[Dataset items]

[start]

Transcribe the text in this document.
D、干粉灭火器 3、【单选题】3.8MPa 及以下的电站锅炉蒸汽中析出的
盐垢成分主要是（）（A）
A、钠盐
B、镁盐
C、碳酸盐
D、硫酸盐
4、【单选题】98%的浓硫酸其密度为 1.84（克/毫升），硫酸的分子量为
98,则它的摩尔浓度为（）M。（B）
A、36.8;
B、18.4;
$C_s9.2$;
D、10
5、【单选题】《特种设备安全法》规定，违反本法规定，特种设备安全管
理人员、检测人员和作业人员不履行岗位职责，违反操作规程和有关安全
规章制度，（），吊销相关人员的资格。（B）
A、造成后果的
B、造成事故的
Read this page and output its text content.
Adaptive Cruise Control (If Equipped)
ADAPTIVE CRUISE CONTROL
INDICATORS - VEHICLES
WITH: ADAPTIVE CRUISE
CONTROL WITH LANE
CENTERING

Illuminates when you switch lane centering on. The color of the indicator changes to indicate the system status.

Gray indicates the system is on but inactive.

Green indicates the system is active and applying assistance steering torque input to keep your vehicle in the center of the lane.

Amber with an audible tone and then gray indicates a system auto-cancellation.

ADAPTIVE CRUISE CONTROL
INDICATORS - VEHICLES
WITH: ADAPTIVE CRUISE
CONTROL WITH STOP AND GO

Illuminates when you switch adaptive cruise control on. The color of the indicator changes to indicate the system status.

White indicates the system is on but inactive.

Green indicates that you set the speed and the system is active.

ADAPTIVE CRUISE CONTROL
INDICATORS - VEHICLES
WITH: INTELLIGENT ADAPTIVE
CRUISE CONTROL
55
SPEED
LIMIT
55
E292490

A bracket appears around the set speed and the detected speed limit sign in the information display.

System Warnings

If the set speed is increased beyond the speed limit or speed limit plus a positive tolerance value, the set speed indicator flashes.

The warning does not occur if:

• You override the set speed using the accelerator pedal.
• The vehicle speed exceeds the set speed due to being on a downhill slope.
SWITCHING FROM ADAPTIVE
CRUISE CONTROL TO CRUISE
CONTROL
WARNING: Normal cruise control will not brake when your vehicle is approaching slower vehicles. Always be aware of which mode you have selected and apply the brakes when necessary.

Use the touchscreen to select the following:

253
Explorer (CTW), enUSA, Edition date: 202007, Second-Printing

[end]

▶ [Job]: Report back each line of the entries that holds the string "inactive".

▶ [Output for this exercise]:
Gray indicates the system is on but inactive.
White indicates the system is on but inactive.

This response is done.